# TASK TO CARRY OUT:
Reproduce all of the data that follows, character for character.

[Dataset items]
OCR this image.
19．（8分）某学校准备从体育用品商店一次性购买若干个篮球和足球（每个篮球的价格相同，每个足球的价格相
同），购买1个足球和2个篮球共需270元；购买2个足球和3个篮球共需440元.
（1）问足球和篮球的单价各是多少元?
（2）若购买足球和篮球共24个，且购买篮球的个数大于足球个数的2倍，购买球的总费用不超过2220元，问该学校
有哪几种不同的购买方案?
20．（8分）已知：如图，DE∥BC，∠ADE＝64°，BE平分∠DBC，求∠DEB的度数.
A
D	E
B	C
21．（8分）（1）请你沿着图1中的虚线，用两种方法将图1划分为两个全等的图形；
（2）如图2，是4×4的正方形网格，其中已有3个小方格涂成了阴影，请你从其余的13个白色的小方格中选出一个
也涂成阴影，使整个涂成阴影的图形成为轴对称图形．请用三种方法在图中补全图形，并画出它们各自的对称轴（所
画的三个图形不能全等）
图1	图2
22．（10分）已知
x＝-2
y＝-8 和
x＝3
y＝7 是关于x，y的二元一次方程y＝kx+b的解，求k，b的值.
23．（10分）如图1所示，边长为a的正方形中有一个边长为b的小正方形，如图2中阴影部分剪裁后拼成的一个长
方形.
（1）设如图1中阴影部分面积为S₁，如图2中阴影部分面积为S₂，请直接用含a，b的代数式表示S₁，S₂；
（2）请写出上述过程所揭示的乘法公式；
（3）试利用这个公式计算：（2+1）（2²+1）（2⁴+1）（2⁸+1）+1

# CORRECT RESULT:
OCR this image.
19．（8分）某学校准备从体育用品商店一次性购买若干个篮球和足球（每个篮球的价格相同，每个足球的价格相
同），购买1个足球和2个篮球共需270元；购买2个足球和3个篮球共需440元.
（1）问足球和篮球的单价各是多少元?
（2）若购买足球和篮球共24个，且购买篮球的个数大于足球个数的2倍，购买球的总费用不超过2220元，问该学校
有哪几种不同的购买方案?
20．（8分）已知：如图，DE∥BC，∠ADE＝64°，BE平分∠DBC，求∠DEB的度数.
A
D	E
B	C
21．（8分）（1）请你沿着图1中的虚线，用两种方法将图1划分为两个全等的图形；
（2）如图2，是4×4的正方形网格，其中已有3个小方格涂成了阴影，请你从其余的13个白色的小方格中选出一个
也涂成阴影，使整个涂成阴影的图形成为轴对称图形．请用三种方法在图中补全图形，并画出它们各自的对称轴（所
画的三个图形不能全等）
图1	图2
22．（10分）已知
x＝-2
y＝-8 和
x＝3
y＝7 是关于x，y的二元一次方程y＝kx+b的解，求k，b的值.
23．（10分）如图1所示，边长为a的正方形中有一个边长为b的小正方形，如图2中阴影部分剪裁后拼成的一个长
方形.
（1）设如图1中阴影部分面积为S₁，如图2中阴影部分面积为S₂，请直接用含a，b的代数式表示S₁，S₂；
（2）请写出上述过程所揭示的乘法公式；
（3）试利用这个公式计算：（2+1）（2²+1）（2⁴+1）（2⁸+1）+1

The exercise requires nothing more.